-- Direction 1 --
According to the Pearson correlation post, what range of values does the coefficient rho take?
-- Direction 2 --
List the kinds of data that the Pearson correlation post names for its Netflix challenge example.

-- Source passage --
Calculating Pearson’s correlation coefficient in SQL

Apparently I’m crazy.

Well, it’s not the first time this accusation has been levelled. But it’s one of the more amusing ones.

My colleague Jan Berkel was at Ruby Manor, where one of the talks was on acts_as_recommendable. Here’s what he had to say on the subject:

a plugin for rails to generate recommendations. lets you do things like user.similar_users / books.similar_books etc. it’s based on pearson correlation. the guy mentioned he ran into memory problems using large datasets for doing the computation (load all objects , calculate, store objects). i asked whether they tried performing the calculation on SQL level to avoid runtrips to the db (the way david implemented it). he first didn’t understand what i was saying, then someone from the audience said “you’d have to be crazy to do that”… i guess this elegant solution is not the ruby way.. anyway.

This entertained me, as one of the things I introduced recently to our theme extraction process is using pearson’s coefficient to rate similarity of themes. It never even occurred to me that loading it all to the client side doing it in Ruby and then saving it back might be considered an option.

Pearsons is very far from being the most powerful metric in the world, but remarkably useful for all that: It gives a decent scaled measure of similarity and is cheap and easy to calculate.

Ok. Well. Easy to calculate. And cheap to calculate if you don’t do clever things like loading the entire data set into memory. Anyway…

All joking aside, it wasn’t entirely trivial to do, and clearly this is something which is of interest to more people than us, so this post is an explanation of how it works.

The Pearson product-moment corellation coefficient of two distributions is a measurement of their similarity. Given random variables X, Y we define the covariance of the two to be:

Cov(X, Y) = E(XY) – E(X) E(Y)

The reason for this slightly strange looking expression is that random variables have the nice property that for two independent random variables E(XY) = E(X) E(Y). So if X and Y are independent then Cov(X, Y) = E(XY) – E(X) E(Y) = E(X) E(Y) – E(X) E(Y) = 0. The converse isn’t generally true (it’s true under some circumstances), but nevertheless we can use Cov(X, Y) as a cheap measure of degree of independents.

It has some other nice properties: Suppose Y = aX. Then Cov(X, Y) = a Var(X). So if Y is a positive multiple of X then the covariance is positive, if Y is a negative multiple of X the covariance is negative.

This also shows us that there’s no inherent significance to the size of the covariance. It depends on the variance of both X and Y – in fact, scaling either will increase the covariance proportionately.

However it does have the following nice property:

|Cov(X, Y)| <= StdDev(X) StdDev(Y)

(When one is a multiple of the other, equality is achieved).

This allows us to define the pearson’s coefficient (normally written rho):

rho(X, Y) = Cov(X, Y) / (StdDev(X) * StdDev(Y))

Which by the above property takes values between -1 and 1 (it will take value 1 when one is a positive multiple of the other and value -1 when one is a negative multiple of the other).

That’s all there is to it. It’s a nice scaled measure of how similar the two distributions are.

So, why do we care and how do we use this?

Well, the details of how we actually use this are cunning and proprietary. So I can’t really tell you those (I’m hoping that we may be able to disclose some of them at some point, but not just yet). So let’s pretend we’re trying to win the netflix challenge (I think some solutions actually do use this, but this example has the nice property of having absolutely nothing to do with how we use it in SONAR). We have movies, we have people, we have ratings of movies by people. Given two movies we want to determine how similar they are, based on the people who liked them.

-- Raw data --
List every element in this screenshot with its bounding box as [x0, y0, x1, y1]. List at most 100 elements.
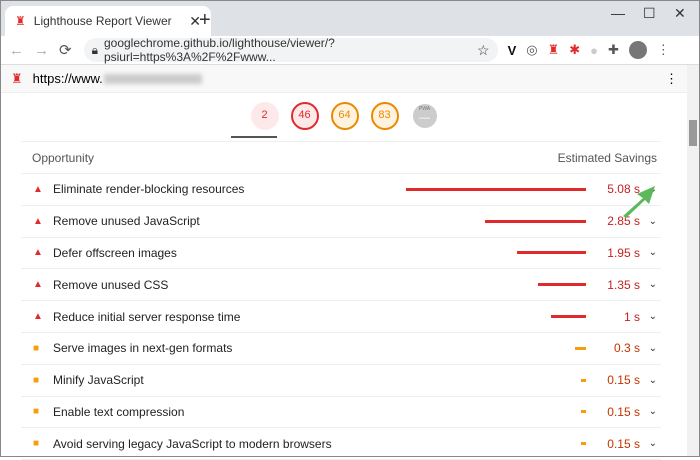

-- Correct response 1 --
Rho takes values between -1 and 1.

-- Correct response 2 --
Movies, people, and ratings of movies by people.